▶ **WHAT TO WORK ON**:
Make an exact copy of all the entries, with the pictures left out.

───

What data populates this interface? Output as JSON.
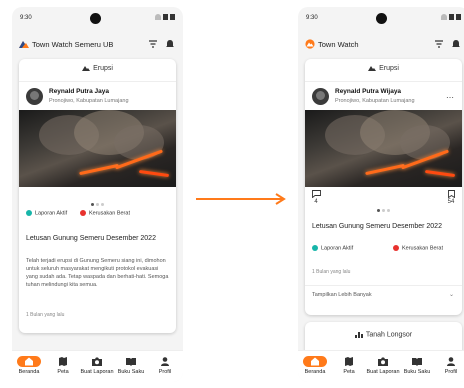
{
  "status": {
    "time": "9:30"
  },
  "colors": {
    "accent": "#ff7a1a",
    "active_badge": "#17b5a9",
    "severe_badge": "#e8322e"
  },
  "left": {
    "app_title": "Town Watch Semeru UB",
    "category": "Erupsi",
    "user_name": "Reynald Putra Jaya",
    "user_location": "Pronojiwo, Kabupatan Lumajang",
    "badge_active": "Laporan Aktif",
    "badge_severe": "Kerusakan Berat",
    "post_title": "Letusan Gunung Semeru Desember 2022",
    "post_body": "Telah terjadi erupsi di Gunung Semeru siang ini, dimohon untuk seluruh masyarakat mengikuti protokol evakuasi yang sudah ada. Tetap waspada dan berhati-hati. Semoga tuhan melindungi kita semua.",
    "post_time": "1 Bulan yang lalu"
  },
  "right": {
    "app_title": "Town Watch",
    "category": "Erupsi",
    "user_name": "Reynald Putra Wijaya",
    "user_location": "Pronojiwo, Kabupatan Lumajang",
    "comment_count": "4",
    "bookmark_count": "54",
    "badge_active": "Laporan Aktif",
    "badge_severe": "Kerusakan Berat",
    "post_title": "Letusan Gunung Semeru Desember 2022",
    "post_time": "1 Bulan yang lalu",
    "show_more": "Tampilkan Lebih Banyak",
    "next_category": "Tanah Longsor"
  },
  "nav": [
    "Beranda",
    "Peta",
    "Buat Laporan",
    "Buku Saku",
    "Profil"
  ],
  "icons": [
    "mountain-icon",
    "filter-icon",
    "bell-icon",
    "comment-icon",
    "bookmark-icon",
    "home-icon",
    "map-icon",
    "camera-icon",
    "book-icon",
    "person-icon",
    "arrow-right-icon"
  ]
}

───

▶ **WRITTEN SOLUTION**:
What data populates this interface? Output as JSON.
{
  "status": {
    "time": "9:30"
  },
  "colors": {
    "accent": "#ff7a1a",
    "active_badge": "#17b5a9",
    "severe_badge": "#e8322e"
  },
  "left": {
    "app_title": "Town Watch Semeru UB",
    "category": "Erupsi",
    "user_name": "Reynald Putra Jaya",
    "user_location": "Pronojiwo, Kabupatan Lumajang",
    "badge_active": "Laporan Aktif",
    "badge_severe": "Kerusakan Berat",
    "post_title": "Letusan Gunung Semeru Desember 2022",
    "post_body": "Telah terjadi erupsi di Gunung Semeru siang ini, dimohon untuk seluruh masyarakat mengikuti protokol evakuasi yang sudah ada. Tetap waspada dan berhati-hati. Semoga tuhan melindungi kita semua.",
    "post_time": "1 Bulan yang lalu"
  },
  "right": {
    "app_title": "Town Watch",
    "category": "Erupsi",
    "user_name": "Reynald Putra Wijaya",
    "user_location": "Pronojiwo, Kabupatan Lumajang",
    "comment_count": "4",
    "bookmark_count": "54",
    "badge_active": "Laporan Aktif",
    "badge_severe": "Kerusakan Berat",
    "post_title": "Letusan Gunung Semeru Desember 2022",
    "post_time": "1 Bulan yang lalu",
    "show_more": "Tampilkan Lebih Banyak",
    "next_category": "Tanah Longsor"
  },
  "nav": [
    "Beranda",
    "Peta",
    "Buat Laporan",
    "Buku Saku",
    "Profil"
  ],
  "icons": [
    "mountain-icon",
    "filter-icon",
    "bell-icon",
    "comment-icon",
    "bookmark-icon",
    "home-icon",
    "map-icon",
    "camera-icon",
    "book-icon",
    "person-icon",
    "arrow-right-icon"
  ]
}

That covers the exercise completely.